=== RECORDS FOR THE TASK ===
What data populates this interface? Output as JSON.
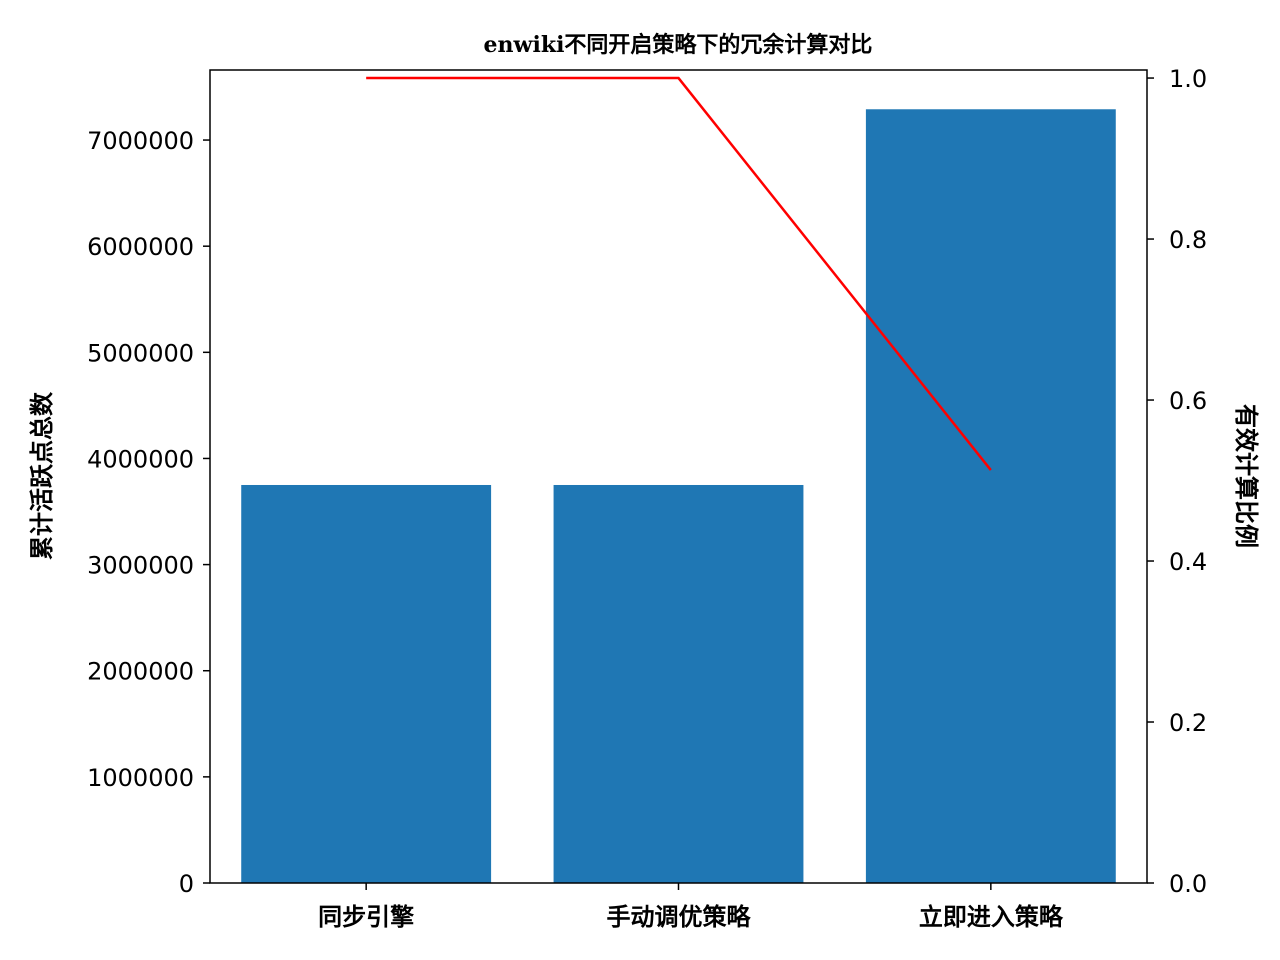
{
  "chart_data": {
    "type": "bar",
    "title": "enwiki不同开启策略下的冗余计算对比",
    "categories": [
      "同步引擎",
      "手动调优策略",
      "立即进入策略"
    ],
    "ylabel": "累计活跃点总数",
    "y2label": "有效计算比例",
    "ylim": [
      0,
      7660000
    ],
    "y2lim": [
      0,
      1.01
    ],
    "yticks": [
      0,
      1000000,
      2000000,
      3000000,
      4000000,
      5000000,
      6000000,
      7000000
    ],
    "y2ticks": [
      "0.0",
      "0.2",
      "0.4",
      "0.6",
      "0.8",
      "1.0"
    ],
    "grid": false,
    "series": [
      {
        "values": [
          3750000,
          3750000,
          7290000
        ],
        "color": "#1f77b4",
        "axis": "left",
        "kind": "bar"
      },
      {
        "values": [
          1.0,
          1.0,
          0.513
        ],
        "color": "#ff0000",
        "axis": "right",
        "kind": "line"
      }
    ]
  }
}
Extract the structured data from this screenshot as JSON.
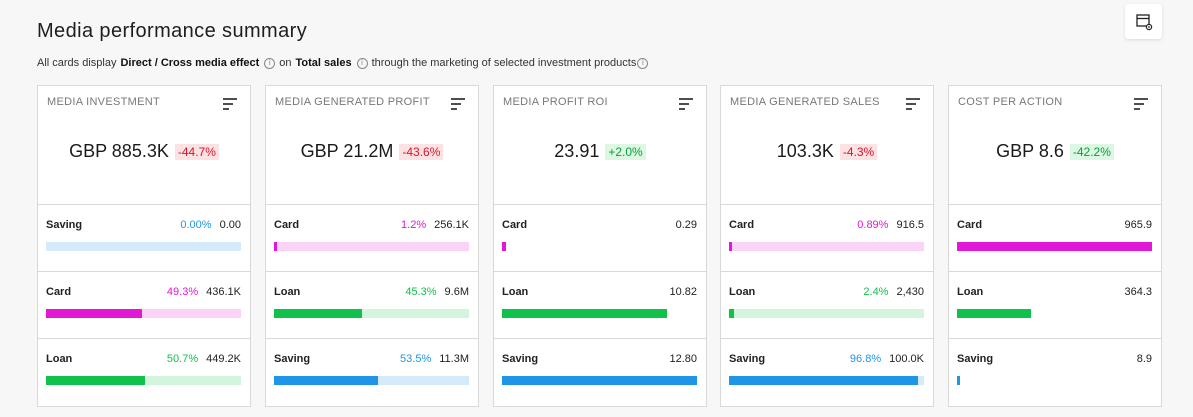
{
  "page": {
    "title": "Media performance summary",
    "subtitle_prefix": "All cards display",
    "effect_label": "Direct / Cross media effect",
    "on_label": "on",
    "metric_label": "Total sales",
    "subtitle_suffix": "through the marketing of selected investment products"
  },
  "colors": {
    "saving": "#1f95e8",
    "saving_track": "#d5eafb",
    "card": "#e118d6",
    "card_track": "#fbd3f7",
    "loan": "#10c24c",
    "loan_track": "#d3f5dd"
  },
  "cards": [
    {
      "title": "MEDIA INVESTMENT",
      "value": "GBP 885.3K",
      "change": "-44.7%",
      "change_dir": "neg",
      "rows": [
        {
          "label": "Saving",
          "pct": "0.00%",
          "val": "0.00",
          "product": "saving",
          "fill": 0,
          "track": true
        },
        {
          "label": "Card",
          "pct": "49.3%",
          "val": "436.1K",
          "product": "card",
          "fill": 0.493,
          "track": true
        },
        {
          "label": "Loan",
          "pct": "50.7%",
          "val": "449.2K",
          "product": "loan",
          "fill": 0.507,
          "track": true
        }
      ]
    },
    {
      "title": "MEDIA GENERATED PROFIT",
      "value": "GBP 21.2M",
      "change": "-43.6%",
      "change_dir": "neg",
      "rows": [
        {
          "label": "Card",
          "pct": "1.2%",
          "val": "256.1K",
          "product": "card",
          "fill": 0.012,
          "track": true
        },
        {
          "label": "Loan",
          "pct": "45.3%",
          "val": "9.6M",
          "product": "loan",
          "fill": 0.453,
          "track": true
        },
        {
          "label": "Saving",
          "pct": "53.5%",
          "val": "11.3M",
          "product": "saving",
          "fill": 0.535,
          "track": true
        }
      ]
    },
    {
      "title": "MEDIA PROFIT ROI",
      "value": "23.91",
      "change": "+2.0%",
      "change_dir": "pos",
      "rows": [
        {
          "label": "Card",
          "pct": "",
          "val": "0.29",
          "product": "card",
          "fill": 0.023,
          "track": false
        },
        {
          "label": "Loan",
          "pct": "",
          "val": "10.82",
          "product": "loan",
          "fill": 0.845,
          "track": false
        },
        {
          "label": "Saving",
          "pct": "",
          "val": "12.80",
          "product": "saving",
          "fill": 1.0,
          "track": false
        }
      ]
    },
    {
      "title": "MEDIA GENERATED SALES",
      "value": "103.3K",
      "change": "-4.3%",
      "change_dir": "neg",
      "rows": [
        {
          "label": "Card",
          "pct": "0.89%",
          "val": "916.5",
          "product": "card",
          "fill": 0.0089,
          "track": true
        },
        {
          "label": "Loan",
          "pct": "2.4%",
          "val": "2,430",
          "product": "loan",
          "fill": 0.024,
          "track": true
        },
        {
          "label": "Saving",
          "pct": "96.8%",
          "val": "100.0K",
          "product": "saving",
          "fill": 0.968,
          "track": true
        }
      ]
    },
    {
      "title": "COST PER ACTION",
      "value": "GBP 8.6",
      "change": "-42.2%",
      "change_dir": "pos",
      "rows": [
        {
          "label": "Card",
          "pct": "",
          "val": "965.9",
          "product": "card",
          "fill": 1.0,
          "track": false
        },
        {
          "label": "Loan",
          "pct": "",
          "val": "364.3",
          "product": "loan",
          "fill": 0.377,
          "track": false
        },
        {
          "label": "Saving",
          "pct": "",
          "val": "8.9",
          "product": "saving",
          "fill": 0.0092,
          "track": false
        }
      ]
    }
  ]
}
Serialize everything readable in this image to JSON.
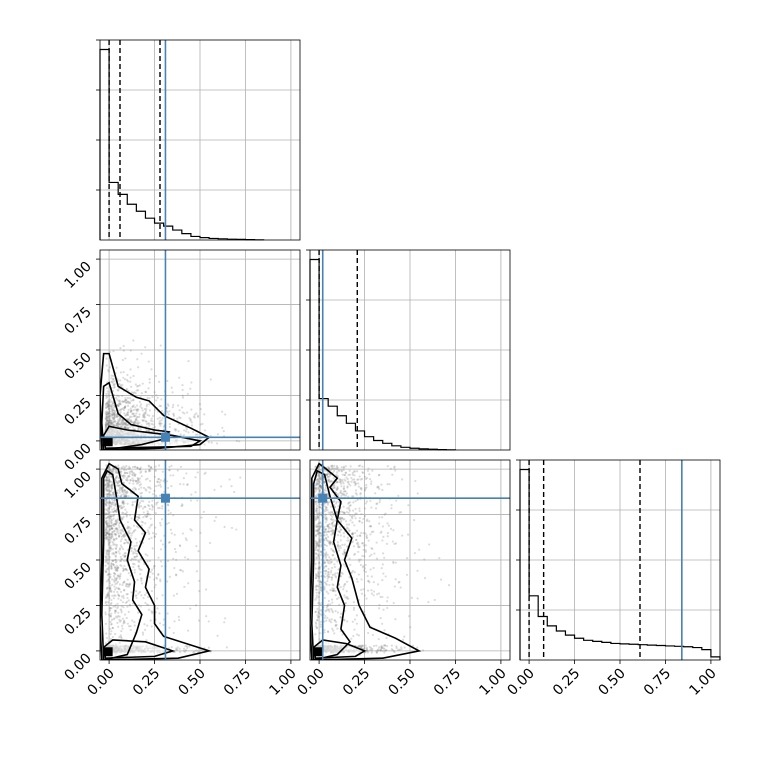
{
  "chart_data": {
    "type": "scatter",
    "subtype": "corner_plot",
    "title": "",
    "parameters": [
      "",
      "",
      ""
    ],
    "range": [
      -0.05,
      1.05
    ],
    "tick_values": [
      0.0,
      0.25,
      0.5,
      0.75,
      1.0
    ],
    "tick_labels": [
      "0.00",
      "0.25",
      "0.50",
      "0.75",
      "1.00"
    ],
    "grid": true,
    "legend": "none",
    "truth": [
      0.31,
      0.02,
      0.84
    ],
    "truth_color": "#4682b4",
    "hist_color": "#000000",
    "point_color": "#808080",
    "quantiles": [
      [
        0.0,
        0.06,
        0.28
      ],
      [
        0.0,
        0.02,
        0.21
      ],
      [
        0.0,
        0.08,
        0.61
      ]
    ],
    "histograms": [
      {
        "param": 0,
        "bin_edges": [
          -0.05,
          0.0,
          0.05,
          0.1,
          0.15,
          0.2,
          0.25,
          0.3,
          0.35,
          0.4,
          0.45,
          0.5,
          0.55,
          0.6,
          0.65,
          0.7,
          0.75,
          0.8,
          0.85
        ],
        "counts": [
          960,
          290,
          230,
          180,
          145,
          110,
          85,
          70,
          50,
          32,
          18,
          12,
          8,
          6,
          4,
          3,
          2,
          1
        ]
      },
      {
        "param": 1,
        "bin_edges": [
          -0.05,
          0.0,
          0.05,
          0.1,
          0.15,
          0.2,
          0.25,
          0.3,
          0.35,
          0.4,
          0.45,
          0.5,
          0.55,
          0.6,
          0.65,
          0.7,
          0.75
        ],
        "counts": [
          1000,
          270,
          230,
          180,
          140,
          100,
          70,
          50,
          35,
          22,
          14,
          9,
          6,
          4,
          2,
          1
        ]
      },
      {
        "param": 2,
        "bin_edges": [
          -0.05,
          0.0,
          0.05,
          0.1,
          0.15,
          0.2,
          0.25,
          0.3,
          0.35,
          0.4,
          0.45,
          0.5,
          0.55,
          0.6,
          0.65,
          0.7,
          0.75,
          0.8,
          0.85,
          0.9,
          0.95,
          1.0,
          1.05
        ],
        "counts": [
          920,
          310,
          210,
          165,
          140,
          120,
          105,
          95,
          90,
          85,
          80,
          78,
          76,
          74,
          72,
          70,
          68,
          66,
          64,
          60,
          50,
          15
        ]
      }
    ],
    "pairs": [
      {
        "x_param": 0,
        "y_param": 1,
        "n_points": 1400,
        "contours": [
          [
            [
              -0.02,
              -0.04
            ],
            [
              0.45,
              -0.03
            ],
            [
              0.5,
              0.0
            ],
            [
              0.35,
              0.03
            ],
            [
              0.1,
              0.06
            ],
            [
              0.0,
              0.08
            ],
            [
              -0.03,
              0.03
            ]
          ],
          [
            [
              -0.03,
              -0.05
            ],
            [
              0.18,
              -0.02
            ],
            [
              0.3,
              0.01
            ],
            [
              0.33,
              0.05
            ],
            [
              0.25,
              0.06
            ],
            [
              0.12,
              0.09
            ],
            [
              0.05,
              0.15
            ],
            [
              0.0,
              0.32
            ],
            [
              -0.03,
              0.3
            ],
            [
              -0.04,
              0.1
            ]
          ],
          [
            [
              -0.04,
              -0.05
            ],
            [
              0.28,
              -0.04
            ],
            [
              0.5,
              -0.02
            ],
            [
              0.55,
              0.02
            ],
            [
              0.45,
              0.07
            ],
            [
              0.3,
              0.14
            ],
            [
              0.22,
              0.22
            ],
            [
              0.15,
              0.24
            ],
            [
              0.05,
              0.3
            ],
            [
              0.0,
              0.48
            ],
            [
              -0.03,
              0.48
            ],
            [
              -0.05,
              0.25
            ]
          ]
        ]
      },
      {
        "x_param": 0,
        "y_param": 2,
        "n_points": 1700,
        "contours": [
          [
            [
              -0.02,
              -0.04
            ],
            [
              0.25,
              -0.03
            ],
            [
              0.35,
              0.0
            ],
            [
              0.2,
              0.05
            ],
            [
              0.02,
              0.06
            ],
            [
              -0.03,
              0.02
            ]
          ],
          [
            [
              -0.03,
              -0.05
            ],
            [
              0.1,
              -0.02
            ],
            [
              0.15,
              0.1
            ],
            [
              0.18,
              0.2
            ],
            [
              0.13,
              0.28
            ],
            [
              0.14,
              0.38
            ],
            [
              0.1,
              0.5
            ],
            [
              0.12,
              0.6
            ],
            [
              0.06,
              0.72
            ],
            [
              0.04,
              0.85
            ],
            [
              0.02,
              0.97
            ],
            [
              -0.01,
              0.99
            ],
            [
              -0.03,
              0.95
            ],
            [
              -0.03,
              0.6
            ],
            [
              -0.04,
              0.2
            ]
          ],
          [
            [
              -0.04,
              -0.05
            ],
            [
              0.38,
              -0.04
            ],
            [
              0.55,
              0.0
            ],
            [
              0.3,
              0.08
            ],
            [
              0.25,
              0.15
            ],
            [
              0.25,
              0.25
            ],
            [
              0.2,
              0.35
            ],
            [
              0.22,
              0.45
            ],
            [
              0.16,
              0.55
            ],
            [
              0.2,
              0.65
            ],
            [
              0.14,
              0.72
            ],
            [
              0.16,
              0.85
            ],
            [
              0.07,
              0.92
            ],
            [
              0.05,
              1.0
            ],
            [
              0.0,
              1.03
            ],
            [
              -0.04,
              0.95
            ],
            [
              -0.04,
              0.5
            ],
            [
              -0.05,
              0.15
            ]
          ]
        ]
      },
      {
        "x_param": 1,
        "y_param": 2,
        "n_points": 1700,
        "contours": [
          [
            [
              -0.02,
              -0.04
            ],
            [
              0.2,
              -0.03
            ],
            [
              0.25,
              0.0
            ],
            [
              0.15,
              0.04
            ],
            [
              0.02,
              0.06
            ],
            [
              -0.03,
              0.02
            ]
          ],
          [
            [
              -0.03,
              -0.05
            ],
            [
              0.1,
              -0.02
            ],
            [
              0.17,
              0.05
            ],
            [
              0.12,
              0.12
            ],
            [
              0.14,
              0.25
            ],
            [
              0.1,
              0.35
            ],
            [
              0.12,
              0.47
            ],
            [
              0.08,
              0.6
            ],
            [
              0.1,
              0.72
            ],
            [
              0.06,
              0.85
            ],
            [
              0.03,
              0.97
            ],
            [
              -0.01,
              0.99
            ],
            [
              -0.03,
              0.92
            ],
            [
              -0.03,
              0.5
            ],
            [
              -0.04,
              0.15
            ]
          ],
          [
            [
              -0.04,
              -0.05
            ],
            [
              0.35,
              -0.04
            ],
            [
              0.55,
              0.0
            ],
            [
              0.42,
              0.07
            ],
            [
              0.28,
              0.13
            ],
            [
              0.22,
              0.25
            ],
            [
              0.18,
              0.4
            ],
            [
              0.14,
              0.5
            ],
            [
              0.18,
              0.62
            ],
            [
              0.1,
              0.72
            ],
            [
              0.12,
              0.82
            ],
            [
              0.06,
              0.9
            ],
            [
              0.1,
              0.95
            ],
            [
              0.04,
              1.0
            ],
            [
              0.0,
              1.03
            ],
            [
              -0.04,
              0.95
            ],
            [
              -0.04,
              0.5
            ],
            [
              -0.05,
              0.15
            ]
          ]
        ]
      }
    ]
  }
}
===
From the data above, work out how many lines hold "PROFIT". Answer with the number alone.

• **ANSWER IN FULL**
2